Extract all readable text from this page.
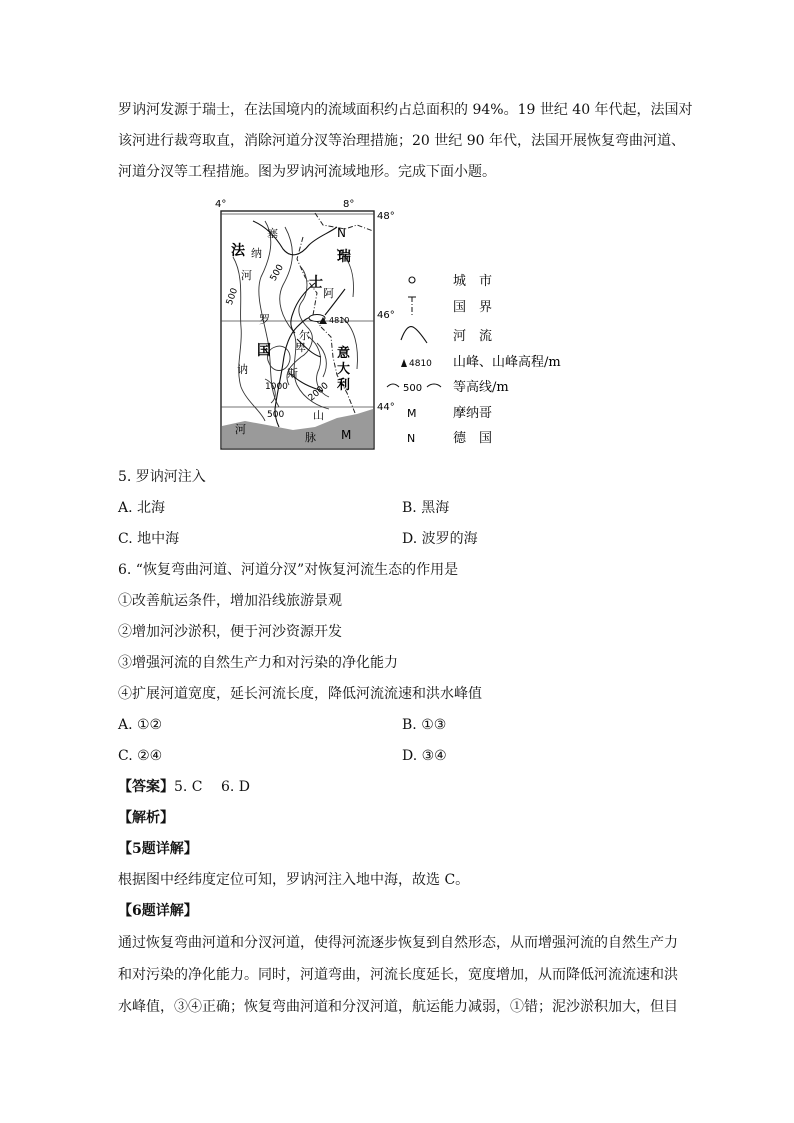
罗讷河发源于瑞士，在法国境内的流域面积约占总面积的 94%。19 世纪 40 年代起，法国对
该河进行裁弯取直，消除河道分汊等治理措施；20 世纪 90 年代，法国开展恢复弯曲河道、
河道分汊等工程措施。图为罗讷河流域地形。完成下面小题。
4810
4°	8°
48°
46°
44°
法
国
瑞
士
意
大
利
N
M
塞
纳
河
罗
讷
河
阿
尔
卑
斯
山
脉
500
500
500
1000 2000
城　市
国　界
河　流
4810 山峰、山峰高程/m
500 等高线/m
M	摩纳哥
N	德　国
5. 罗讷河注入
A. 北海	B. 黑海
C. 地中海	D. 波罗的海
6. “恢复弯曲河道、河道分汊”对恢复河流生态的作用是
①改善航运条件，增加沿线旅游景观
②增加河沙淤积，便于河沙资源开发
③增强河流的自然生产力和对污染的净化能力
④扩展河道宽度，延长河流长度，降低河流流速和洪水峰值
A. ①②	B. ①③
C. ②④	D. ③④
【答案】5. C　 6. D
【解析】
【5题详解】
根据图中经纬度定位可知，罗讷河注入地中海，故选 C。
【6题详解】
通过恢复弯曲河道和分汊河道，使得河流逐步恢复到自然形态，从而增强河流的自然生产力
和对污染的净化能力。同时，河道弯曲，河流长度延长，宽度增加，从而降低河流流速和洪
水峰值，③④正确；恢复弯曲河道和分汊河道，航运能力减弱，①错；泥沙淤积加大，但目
--
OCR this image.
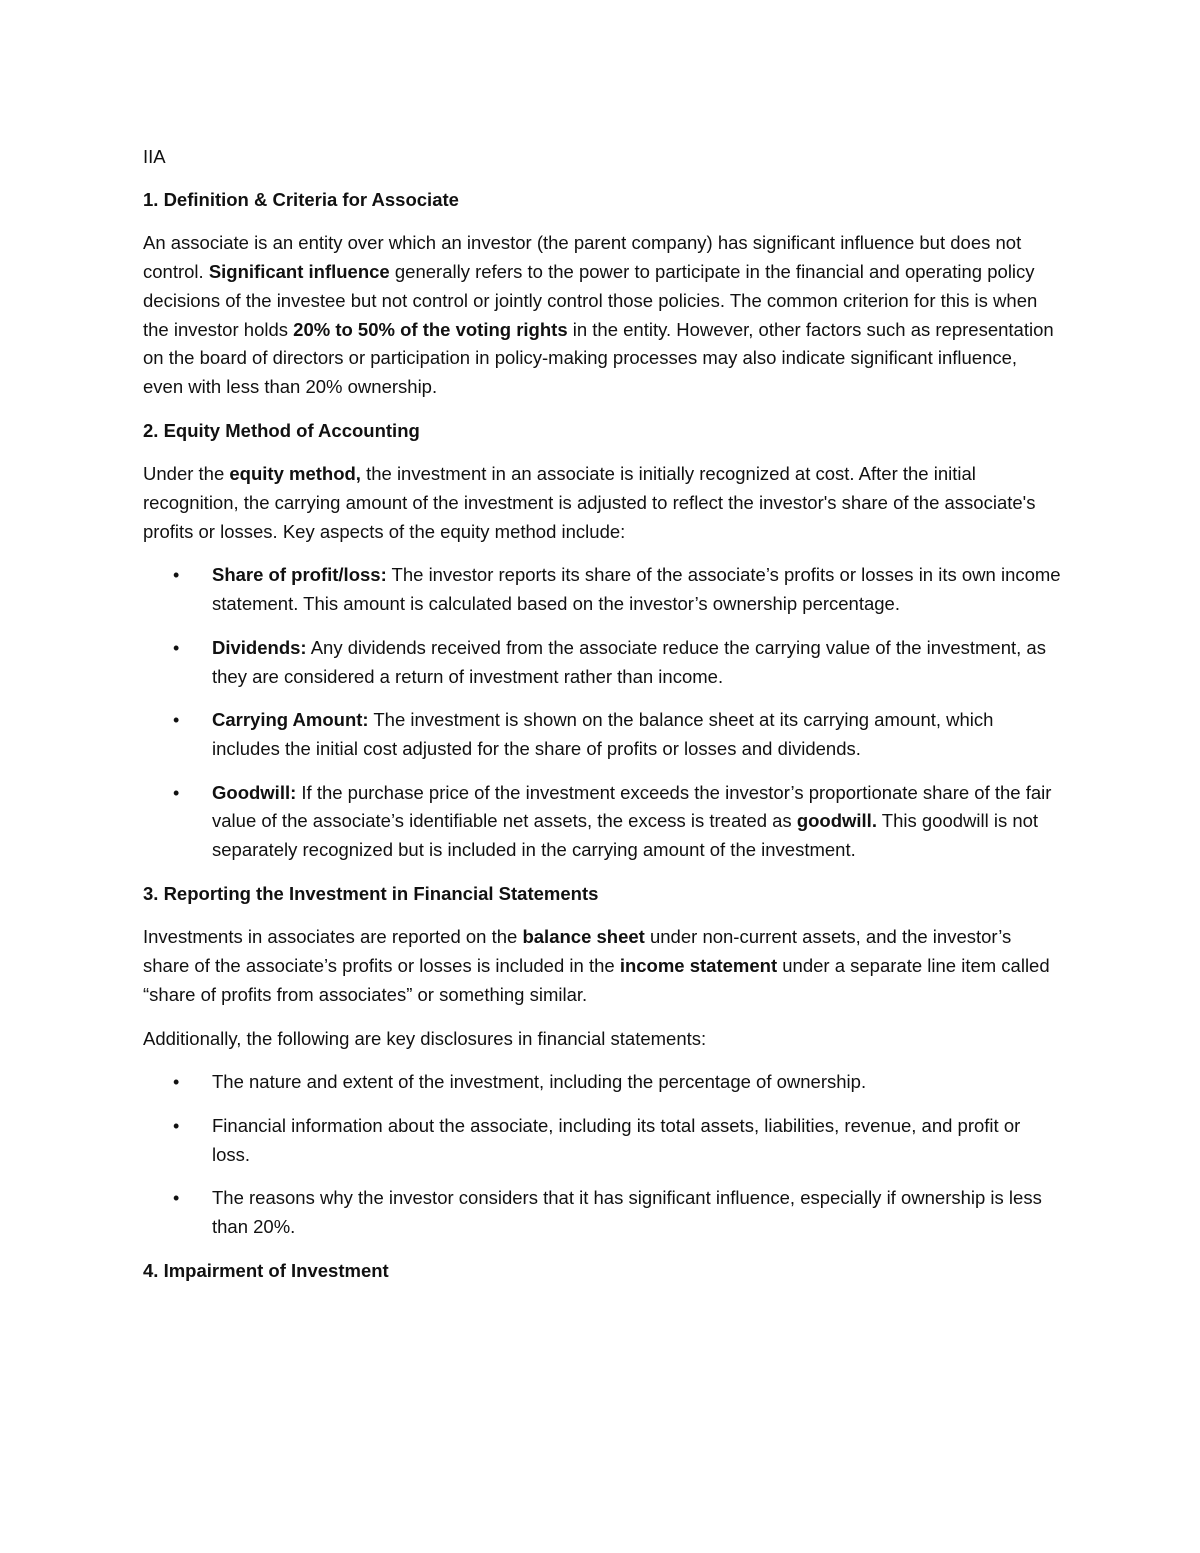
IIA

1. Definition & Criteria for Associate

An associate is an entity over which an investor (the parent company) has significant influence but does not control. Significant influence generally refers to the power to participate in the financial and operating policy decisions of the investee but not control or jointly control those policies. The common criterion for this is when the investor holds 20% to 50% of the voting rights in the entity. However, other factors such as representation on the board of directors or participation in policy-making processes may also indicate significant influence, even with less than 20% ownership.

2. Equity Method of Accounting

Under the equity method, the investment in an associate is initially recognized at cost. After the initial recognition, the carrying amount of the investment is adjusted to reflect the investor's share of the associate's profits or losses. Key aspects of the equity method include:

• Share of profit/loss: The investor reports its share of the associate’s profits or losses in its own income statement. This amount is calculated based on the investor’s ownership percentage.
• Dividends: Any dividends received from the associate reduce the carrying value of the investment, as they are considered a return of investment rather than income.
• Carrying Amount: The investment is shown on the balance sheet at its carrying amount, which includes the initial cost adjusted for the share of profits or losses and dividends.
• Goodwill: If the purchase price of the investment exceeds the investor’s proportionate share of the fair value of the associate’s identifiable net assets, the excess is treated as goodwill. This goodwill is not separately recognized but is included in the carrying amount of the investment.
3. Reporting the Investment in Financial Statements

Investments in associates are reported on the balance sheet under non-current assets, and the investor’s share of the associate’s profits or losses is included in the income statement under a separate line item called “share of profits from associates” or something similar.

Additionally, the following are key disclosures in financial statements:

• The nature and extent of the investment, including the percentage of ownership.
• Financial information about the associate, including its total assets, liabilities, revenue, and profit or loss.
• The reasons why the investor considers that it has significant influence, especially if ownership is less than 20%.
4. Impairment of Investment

> [PROBLEM TO WORK ON]:
Each line that holds the string "from" counts once; give the total and nothing else.

> [ANSWER]:
3